◆ REQUIRED WORK
Find the string "airplanes" in the listing and report every line that has it.

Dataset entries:
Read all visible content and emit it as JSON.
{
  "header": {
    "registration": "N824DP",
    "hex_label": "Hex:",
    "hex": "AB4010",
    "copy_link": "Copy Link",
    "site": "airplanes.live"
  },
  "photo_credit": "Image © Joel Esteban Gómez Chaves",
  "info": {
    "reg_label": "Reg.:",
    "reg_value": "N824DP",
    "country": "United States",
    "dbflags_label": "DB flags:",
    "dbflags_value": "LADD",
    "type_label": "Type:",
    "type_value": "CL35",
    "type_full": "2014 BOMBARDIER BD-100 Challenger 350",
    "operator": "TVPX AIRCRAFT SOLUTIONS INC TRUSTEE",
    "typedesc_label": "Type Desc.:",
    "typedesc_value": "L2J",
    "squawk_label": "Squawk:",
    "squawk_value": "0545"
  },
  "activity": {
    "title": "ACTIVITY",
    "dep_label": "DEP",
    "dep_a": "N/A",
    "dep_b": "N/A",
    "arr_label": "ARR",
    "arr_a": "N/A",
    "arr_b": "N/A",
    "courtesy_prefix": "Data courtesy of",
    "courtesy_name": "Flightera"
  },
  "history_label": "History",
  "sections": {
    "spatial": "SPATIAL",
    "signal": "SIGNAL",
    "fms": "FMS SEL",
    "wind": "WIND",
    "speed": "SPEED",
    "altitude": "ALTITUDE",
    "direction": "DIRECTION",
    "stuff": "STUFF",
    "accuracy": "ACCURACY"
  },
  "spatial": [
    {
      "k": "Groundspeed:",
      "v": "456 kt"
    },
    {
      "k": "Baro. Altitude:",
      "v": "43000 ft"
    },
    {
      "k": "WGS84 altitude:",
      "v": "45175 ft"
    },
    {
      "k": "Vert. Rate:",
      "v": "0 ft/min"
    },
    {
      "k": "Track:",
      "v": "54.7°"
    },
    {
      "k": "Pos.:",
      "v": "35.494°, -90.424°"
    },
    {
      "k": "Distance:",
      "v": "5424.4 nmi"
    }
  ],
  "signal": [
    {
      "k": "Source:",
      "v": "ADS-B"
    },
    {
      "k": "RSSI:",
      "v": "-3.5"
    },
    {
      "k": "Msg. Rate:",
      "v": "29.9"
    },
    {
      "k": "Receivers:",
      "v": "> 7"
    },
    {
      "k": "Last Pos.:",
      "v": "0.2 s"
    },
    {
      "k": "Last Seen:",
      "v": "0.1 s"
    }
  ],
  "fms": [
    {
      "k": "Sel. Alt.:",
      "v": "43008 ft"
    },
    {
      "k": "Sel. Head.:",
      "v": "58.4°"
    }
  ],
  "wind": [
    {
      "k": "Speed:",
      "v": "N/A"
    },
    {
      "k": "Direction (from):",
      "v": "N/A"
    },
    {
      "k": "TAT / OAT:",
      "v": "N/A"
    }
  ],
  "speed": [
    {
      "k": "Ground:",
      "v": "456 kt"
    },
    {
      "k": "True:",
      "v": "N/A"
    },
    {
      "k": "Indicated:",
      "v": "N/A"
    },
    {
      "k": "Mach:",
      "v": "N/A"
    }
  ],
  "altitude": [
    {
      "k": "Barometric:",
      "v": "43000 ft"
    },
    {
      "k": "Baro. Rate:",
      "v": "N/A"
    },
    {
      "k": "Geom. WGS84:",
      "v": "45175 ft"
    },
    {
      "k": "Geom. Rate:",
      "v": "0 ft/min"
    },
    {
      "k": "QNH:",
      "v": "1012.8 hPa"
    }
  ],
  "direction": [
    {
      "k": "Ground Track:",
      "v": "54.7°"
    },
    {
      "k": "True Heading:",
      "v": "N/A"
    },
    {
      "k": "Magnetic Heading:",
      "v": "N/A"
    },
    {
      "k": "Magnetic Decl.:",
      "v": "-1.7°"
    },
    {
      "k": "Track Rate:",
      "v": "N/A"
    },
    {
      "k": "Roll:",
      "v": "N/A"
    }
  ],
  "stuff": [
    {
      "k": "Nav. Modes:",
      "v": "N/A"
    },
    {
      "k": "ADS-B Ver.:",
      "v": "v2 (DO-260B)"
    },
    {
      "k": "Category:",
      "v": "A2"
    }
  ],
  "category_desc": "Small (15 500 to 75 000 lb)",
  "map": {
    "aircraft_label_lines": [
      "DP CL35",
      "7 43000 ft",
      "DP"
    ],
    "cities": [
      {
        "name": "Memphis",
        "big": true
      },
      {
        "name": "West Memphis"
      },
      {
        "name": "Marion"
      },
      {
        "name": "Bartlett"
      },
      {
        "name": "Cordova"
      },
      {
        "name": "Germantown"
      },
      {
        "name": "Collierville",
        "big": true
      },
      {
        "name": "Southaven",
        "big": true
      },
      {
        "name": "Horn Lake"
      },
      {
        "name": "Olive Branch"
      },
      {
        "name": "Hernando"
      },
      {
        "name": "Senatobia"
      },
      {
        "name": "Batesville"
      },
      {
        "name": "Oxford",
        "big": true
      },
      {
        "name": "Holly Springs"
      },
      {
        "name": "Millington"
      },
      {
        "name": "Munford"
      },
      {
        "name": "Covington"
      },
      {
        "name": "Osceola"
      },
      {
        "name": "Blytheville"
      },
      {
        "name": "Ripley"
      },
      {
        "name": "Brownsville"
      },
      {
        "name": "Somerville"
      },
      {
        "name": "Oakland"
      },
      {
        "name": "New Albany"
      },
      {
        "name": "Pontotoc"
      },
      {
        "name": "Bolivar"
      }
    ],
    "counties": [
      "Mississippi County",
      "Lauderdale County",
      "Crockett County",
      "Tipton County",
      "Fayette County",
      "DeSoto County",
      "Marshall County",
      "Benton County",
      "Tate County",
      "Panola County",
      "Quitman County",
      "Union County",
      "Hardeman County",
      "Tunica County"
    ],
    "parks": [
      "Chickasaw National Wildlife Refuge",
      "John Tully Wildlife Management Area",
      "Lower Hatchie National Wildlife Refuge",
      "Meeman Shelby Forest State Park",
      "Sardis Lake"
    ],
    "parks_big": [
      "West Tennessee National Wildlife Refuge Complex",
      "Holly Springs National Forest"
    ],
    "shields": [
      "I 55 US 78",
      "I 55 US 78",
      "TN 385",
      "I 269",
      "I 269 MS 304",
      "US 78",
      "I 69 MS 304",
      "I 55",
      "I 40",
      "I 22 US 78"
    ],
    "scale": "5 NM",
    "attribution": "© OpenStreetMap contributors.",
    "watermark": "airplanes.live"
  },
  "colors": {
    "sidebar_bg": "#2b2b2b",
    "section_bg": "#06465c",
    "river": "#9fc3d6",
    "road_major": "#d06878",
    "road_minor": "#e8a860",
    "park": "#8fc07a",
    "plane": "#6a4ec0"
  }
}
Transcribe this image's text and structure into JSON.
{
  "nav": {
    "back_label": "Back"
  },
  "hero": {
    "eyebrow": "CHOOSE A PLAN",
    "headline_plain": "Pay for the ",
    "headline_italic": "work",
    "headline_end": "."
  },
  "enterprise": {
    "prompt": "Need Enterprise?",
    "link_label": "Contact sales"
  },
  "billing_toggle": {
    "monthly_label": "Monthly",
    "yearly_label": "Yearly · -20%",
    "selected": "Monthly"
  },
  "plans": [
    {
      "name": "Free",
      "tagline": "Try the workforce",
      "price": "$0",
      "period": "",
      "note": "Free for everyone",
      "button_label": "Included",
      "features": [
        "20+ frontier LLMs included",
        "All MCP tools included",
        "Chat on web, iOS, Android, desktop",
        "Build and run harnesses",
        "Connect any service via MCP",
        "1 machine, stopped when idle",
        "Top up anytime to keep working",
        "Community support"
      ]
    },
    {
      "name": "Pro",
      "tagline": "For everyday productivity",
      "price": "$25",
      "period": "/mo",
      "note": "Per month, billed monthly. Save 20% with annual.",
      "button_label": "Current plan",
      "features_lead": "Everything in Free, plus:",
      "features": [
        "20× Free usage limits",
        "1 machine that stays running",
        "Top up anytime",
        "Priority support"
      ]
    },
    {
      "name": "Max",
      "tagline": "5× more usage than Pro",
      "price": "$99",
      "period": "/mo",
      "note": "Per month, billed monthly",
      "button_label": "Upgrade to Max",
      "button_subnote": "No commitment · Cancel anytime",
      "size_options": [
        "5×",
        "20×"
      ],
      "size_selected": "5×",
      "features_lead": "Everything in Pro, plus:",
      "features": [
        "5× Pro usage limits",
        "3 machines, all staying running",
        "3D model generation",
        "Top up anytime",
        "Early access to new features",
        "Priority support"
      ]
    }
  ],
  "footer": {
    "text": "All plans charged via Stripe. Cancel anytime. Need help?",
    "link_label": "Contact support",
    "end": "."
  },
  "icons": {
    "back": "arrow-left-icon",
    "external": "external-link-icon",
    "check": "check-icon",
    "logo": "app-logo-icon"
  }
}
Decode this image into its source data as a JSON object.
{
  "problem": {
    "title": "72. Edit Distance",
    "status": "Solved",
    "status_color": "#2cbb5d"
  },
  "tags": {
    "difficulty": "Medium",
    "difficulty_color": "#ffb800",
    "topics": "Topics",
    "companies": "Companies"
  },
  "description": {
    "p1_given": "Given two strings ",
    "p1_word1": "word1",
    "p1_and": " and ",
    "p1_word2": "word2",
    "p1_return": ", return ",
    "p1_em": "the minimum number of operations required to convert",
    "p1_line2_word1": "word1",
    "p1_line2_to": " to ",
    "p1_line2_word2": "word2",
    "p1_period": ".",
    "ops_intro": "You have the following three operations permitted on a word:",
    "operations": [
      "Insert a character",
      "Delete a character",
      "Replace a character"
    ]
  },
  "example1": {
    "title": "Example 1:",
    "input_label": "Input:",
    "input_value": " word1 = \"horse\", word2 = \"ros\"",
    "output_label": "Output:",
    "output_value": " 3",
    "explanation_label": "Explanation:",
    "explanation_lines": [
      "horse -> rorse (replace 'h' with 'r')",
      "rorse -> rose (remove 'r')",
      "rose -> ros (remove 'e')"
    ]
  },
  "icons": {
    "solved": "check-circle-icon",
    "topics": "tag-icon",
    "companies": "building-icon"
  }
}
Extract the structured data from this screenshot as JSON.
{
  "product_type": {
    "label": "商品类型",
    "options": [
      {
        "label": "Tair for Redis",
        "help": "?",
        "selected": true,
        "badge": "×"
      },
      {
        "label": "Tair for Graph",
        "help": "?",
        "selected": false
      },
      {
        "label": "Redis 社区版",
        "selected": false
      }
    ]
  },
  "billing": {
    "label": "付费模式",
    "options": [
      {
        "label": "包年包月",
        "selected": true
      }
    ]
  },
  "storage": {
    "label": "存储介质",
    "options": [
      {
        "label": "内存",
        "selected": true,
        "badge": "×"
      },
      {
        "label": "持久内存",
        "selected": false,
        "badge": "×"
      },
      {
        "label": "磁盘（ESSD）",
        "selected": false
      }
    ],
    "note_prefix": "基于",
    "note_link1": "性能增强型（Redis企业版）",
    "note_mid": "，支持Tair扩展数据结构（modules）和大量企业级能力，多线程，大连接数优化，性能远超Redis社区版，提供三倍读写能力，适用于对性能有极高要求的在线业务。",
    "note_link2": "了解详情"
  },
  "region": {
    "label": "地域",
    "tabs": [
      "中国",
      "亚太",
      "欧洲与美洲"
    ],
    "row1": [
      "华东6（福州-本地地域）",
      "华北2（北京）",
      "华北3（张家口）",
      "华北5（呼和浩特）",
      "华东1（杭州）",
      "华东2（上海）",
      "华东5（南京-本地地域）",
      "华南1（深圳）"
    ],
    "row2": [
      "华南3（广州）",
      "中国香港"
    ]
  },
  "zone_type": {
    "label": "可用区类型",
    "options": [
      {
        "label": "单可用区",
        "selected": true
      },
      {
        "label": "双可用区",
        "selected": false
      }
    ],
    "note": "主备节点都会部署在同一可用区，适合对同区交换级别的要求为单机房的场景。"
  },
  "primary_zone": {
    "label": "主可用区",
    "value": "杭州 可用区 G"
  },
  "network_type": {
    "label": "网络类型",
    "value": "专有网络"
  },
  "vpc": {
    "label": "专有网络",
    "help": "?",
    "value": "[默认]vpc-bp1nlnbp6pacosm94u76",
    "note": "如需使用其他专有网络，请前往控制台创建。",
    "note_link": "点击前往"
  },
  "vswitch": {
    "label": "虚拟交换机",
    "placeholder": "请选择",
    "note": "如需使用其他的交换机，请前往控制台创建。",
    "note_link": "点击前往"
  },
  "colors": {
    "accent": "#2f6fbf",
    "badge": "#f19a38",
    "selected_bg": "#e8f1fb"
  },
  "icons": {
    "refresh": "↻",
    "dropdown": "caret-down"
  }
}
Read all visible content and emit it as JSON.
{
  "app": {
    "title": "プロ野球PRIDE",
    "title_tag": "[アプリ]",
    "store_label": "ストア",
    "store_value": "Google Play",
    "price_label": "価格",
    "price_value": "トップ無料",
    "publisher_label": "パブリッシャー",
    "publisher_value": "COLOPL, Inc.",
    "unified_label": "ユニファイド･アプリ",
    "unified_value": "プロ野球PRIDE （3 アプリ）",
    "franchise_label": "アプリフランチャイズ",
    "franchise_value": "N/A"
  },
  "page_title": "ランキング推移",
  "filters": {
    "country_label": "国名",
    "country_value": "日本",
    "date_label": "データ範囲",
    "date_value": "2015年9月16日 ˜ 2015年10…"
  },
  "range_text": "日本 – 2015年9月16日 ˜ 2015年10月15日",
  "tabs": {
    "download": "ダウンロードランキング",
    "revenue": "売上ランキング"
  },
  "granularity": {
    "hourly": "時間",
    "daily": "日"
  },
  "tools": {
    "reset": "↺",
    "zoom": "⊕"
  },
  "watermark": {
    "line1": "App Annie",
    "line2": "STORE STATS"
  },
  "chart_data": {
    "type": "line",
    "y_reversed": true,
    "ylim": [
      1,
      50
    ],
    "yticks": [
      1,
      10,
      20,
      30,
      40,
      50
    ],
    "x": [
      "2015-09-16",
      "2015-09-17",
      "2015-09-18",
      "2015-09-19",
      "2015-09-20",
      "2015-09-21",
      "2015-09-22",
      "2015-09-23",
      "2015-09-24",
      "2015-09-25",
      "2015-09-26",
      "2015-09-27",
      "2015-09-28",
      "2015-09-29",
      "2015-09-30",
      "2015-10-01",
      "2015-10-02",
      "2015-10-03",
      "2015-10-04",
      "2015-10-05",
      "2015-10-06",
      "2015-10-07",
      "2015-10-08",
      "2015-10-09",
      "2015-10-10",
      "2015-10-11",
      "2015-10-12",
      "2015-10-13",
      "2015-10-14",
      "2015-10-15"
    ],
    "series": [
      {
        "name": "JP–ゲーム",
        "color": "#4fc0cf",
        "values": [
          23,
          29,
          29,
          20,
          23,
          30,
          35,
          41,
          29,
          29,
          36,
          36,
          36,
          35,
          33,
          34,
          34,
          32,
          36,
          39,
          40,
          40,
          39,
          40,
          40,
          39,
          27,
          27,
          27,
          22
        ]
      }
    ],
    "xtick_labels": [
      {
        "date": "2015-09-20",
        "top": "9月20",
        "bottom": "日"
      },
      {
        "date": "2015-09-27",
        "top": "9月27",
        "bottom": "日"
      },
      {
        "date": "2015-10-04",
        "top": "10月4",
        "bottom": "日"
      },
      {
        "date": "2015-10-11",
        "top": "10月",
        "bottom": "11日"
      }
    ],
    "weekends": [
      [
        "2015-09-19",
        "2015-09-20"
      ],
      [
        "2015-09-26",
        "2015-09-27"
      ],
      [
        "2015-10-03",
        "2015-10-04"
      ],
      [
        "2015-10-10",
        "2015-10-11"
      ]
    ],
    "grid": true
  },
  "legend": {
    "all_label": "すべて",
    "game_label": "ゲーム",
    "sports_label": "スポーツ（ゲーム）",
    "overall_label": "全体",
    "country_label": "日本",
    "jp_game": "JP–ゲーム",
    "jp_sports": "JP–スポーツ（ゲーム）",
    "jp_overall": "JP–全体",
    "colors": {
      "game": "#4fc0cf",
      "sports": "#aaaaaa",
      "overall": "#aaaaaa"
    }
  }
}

◆ RESPONSE
    "site": "airplanes.live"
    "watermark": "airplanes.live"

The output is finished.